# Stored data
○ ○ ○
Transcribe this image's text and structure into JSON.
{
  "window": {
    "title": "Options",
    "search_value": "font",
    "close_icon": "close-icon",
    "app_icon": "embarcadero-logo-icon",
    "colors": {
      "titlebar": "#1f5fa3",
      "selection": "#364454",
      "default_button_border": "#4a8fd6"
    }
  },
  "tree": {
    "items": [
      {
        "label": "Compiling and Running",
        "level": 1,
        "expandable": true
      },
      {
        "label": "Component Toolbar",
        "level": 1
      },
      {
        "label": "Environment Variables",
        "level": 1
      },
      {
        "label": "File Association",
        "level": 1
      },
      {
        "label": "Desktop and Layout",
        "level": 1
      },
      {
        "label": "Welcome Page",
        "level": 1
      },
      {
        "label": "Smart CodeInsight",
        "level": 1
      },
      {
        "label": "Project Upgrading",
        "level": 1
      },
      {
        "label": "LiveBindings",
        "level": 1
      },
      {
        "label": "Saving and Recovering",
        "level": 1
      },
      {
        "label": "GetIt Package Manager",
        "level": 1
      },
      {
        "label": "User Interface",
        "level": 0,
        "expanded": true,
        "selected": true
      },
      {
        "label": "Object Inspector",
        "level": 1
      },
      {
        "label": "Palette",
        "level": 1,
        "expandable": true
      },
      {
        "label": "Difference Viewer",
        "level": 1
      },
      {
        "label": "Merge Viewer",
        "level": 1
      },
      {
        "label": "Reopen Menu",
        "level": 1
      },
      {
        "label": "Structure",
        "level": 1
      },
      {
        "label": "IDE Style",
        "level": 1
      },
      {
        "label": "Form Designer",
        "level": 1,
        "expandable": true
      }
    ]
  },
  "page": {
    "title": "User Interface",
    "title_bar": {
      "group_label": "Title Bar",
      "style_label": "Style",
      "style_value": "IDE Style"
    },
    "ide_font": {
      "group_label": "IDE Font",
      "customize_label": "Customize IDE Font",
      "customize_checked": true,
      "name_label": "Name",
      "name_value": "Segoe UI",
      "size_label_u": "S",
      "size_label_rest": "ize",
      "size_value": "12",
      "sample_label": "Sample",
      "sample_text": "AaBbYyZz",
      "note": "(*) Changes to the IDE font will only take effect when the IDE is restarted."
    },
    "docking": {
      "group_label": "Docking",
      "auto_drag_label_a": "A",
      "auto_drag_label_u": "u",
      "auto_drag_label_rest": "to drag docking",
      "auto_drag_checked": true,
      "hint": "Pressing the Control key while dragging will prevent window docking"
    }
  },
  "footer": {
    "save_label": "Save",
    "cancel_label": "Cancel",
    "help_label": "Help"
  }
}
○ ○ ○
# Exercise prompt
From the material given, work out how many lines hold the string "Style"; state that number and nothing further.

# Result of this exercise
3